:: ÜBUNGSTEXT

Arten der Fehlsichtigkeit

Kurzsichtigkeit
Der Augapfel ist zu lang (Achsenmyopie) bzw. die Brechkraft der Hornhaut ist zu hoch (Brechungsmyopie), die Lichtstrahlen von einem entfernten Gegenstand werden bereits vor der Netzhaut gebündelt, auf der Netzhaut entsteht also nur ein unscharfes, verwaschenes Bild.
Weitsichtigkeit
Bei einem weitsichtigen Auge ist der Augapfel zu kurz bzw. die Brechkraft der Hornhaut zu gering.
Die Lichtstrahlen werden daher erst hinter der Netzhaut gebündelt, auf der Netzhaut entsteht nur ein unscharfes Bild der Umwelt.
Astigmatismus
Eine weitere Fehlsichtigkeit kann die sog. Hornhautverkrümmung sein.

::::
:: DATENBESTAND

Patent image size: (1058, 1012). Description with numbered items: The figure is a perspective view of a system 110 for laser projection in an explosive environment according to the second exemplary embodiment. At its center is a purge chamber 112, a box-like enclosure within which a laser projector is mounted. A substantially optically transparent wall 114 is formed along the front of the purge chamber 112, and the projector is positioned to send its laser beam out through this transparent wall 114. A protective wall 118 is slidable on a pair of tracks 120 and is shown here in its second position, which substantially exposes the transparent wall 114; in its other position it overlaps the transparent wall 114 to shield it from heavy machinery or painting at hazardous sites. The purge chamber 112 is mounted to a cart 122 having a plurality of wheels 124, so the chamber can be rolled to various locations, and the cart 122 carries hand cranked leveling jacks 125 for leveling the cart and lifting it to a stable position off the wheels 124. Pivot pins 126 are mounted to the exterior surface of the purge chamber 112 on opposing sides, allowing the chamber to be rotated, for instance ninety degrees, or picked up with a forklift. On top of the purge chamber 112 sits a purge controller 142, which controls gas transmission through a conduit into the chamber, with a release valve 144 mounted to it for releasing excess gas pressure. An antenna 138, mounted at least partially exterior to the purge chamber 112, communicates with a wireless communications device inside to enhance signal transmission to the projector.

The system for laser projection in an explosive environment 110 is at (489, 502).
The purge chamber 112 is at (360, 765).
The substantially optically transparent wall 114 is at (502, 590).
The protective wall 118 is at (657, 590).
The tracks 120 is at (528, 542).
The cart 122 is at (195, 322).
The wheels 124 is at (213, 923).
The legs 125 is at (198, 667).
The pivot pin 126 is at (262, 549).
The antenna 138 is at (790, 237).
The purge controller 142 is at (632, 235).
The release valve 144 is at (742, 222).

::::

● ERFORDERLICHER SCHRITT 1
Wo werden die Lichtstrahlen bei einem weitsichtigen Auge laut dem Text über Fehlsichtigkeit gebündelt?
● ERFORDERLICHER SCHRITT 2
Führen Sie den Text über Fehlsichtigkeit im Anschluss an seinen letzten Satz weiter.
Die Zeilen werden hier nicht benötigt.

● ERGEBNIS 1
Erst hinter der Netzhaut.

● ERGEBNIS 2
Im Gegensatz zur Kurz- und Weitsichtigkeit liegt der Fehler hier nicht in einer falschen Länge des Augapfels, sondern in einer fehlerhaften Form der Hornhaut. Ist die Hornhaut nun nicht halbkugelförmig, sondern eher elliptisch geformt, wird das Bild verzerrt. Es entstehen mehrere Brennpunkte, die sowohl vor als auch hinter der Netzhaut liegen können.
Alterssichtigkeit
Mit zunehmendem Alter nimmt die Elastizität der Linse allmählich ab.
Dadurch wird der Mensch langsam weitsichtig.